WHAT TO PRODUCE
Copy every line of the data that contains the string "например".
>> Begin PROVIDED DATA
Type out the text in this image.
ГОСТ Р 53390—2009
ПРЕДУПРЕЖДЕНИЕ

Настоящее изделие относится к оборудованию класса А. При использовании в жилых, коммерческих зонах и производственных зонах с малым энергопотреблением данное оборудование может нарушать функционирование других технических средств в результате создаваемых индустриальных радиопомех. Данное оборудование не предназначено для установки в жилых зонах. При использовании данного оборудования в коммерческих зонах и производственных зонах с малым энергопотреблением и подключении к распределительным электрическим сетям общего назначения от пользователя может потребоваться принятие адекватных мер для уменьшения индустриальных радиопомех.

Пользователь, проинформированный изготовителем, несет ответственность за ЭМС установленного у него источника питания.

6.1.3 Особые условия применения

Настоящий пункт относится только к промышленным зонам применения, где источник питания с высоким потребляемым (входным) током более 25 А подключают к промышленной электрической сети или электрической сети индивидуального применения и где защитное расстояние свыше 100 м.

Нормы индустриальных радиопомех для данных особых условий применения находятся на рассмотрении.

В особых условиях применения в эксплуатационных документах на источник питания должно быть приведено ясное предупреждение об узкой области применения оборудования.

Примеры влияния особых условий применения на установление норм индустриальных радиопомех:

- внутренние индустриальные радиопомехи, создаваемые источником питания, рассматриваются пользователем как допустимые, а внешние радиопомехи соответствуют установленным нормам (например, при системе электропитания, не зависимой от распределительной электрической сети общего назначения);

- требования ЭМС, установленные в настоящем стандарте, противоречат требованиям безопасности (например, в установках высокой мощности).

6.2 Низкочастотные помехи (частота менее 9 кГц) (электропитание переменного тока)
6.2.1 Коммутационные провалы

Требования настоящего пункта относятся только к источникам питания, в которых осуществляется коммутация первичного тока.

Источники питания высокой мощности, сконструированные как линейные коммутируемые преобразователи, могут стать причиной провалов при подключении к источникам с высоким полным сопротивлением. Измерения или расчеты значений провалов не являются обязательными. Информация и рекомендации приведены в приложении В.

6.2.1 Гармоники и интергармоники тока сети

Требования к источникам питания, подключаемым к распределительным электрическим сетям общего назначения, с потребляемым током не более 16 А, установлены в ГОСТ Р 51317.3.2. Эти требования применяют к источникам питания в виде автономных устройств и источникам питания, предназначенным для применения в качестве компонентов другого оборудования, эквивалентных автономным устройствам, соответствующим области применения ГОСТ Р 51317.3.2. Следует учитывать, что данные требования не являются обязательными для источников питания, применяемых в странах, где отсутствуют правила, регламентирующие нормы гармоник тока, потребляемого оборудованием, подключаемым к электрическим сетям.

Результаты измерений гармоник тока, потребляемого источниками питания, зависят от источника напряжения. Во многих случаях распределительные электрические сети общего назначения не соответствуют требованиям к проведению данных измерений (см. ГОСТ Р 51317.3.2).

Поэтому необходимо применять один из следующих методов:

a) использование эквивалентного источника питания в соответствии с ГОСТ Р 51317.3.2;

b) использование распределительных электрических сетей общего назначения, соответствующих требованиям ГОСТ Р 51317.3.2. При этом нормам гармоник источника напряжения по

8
>> End PROVIDED DATA
COMPLETED TASK
- внутренние индустриальные радиопомехи, создаваемые источником питания, рассматриваются пользователем как допустимые, а внешние радиопомехи соответствуют установленным нормам (например, при системе электропитания, не зависимой от распределительной электрической сети общего назначения);
- требования ЭМС, установленные в настоящем стандарте, противоречат требованиям безопасности (например, в установках высокой мощности).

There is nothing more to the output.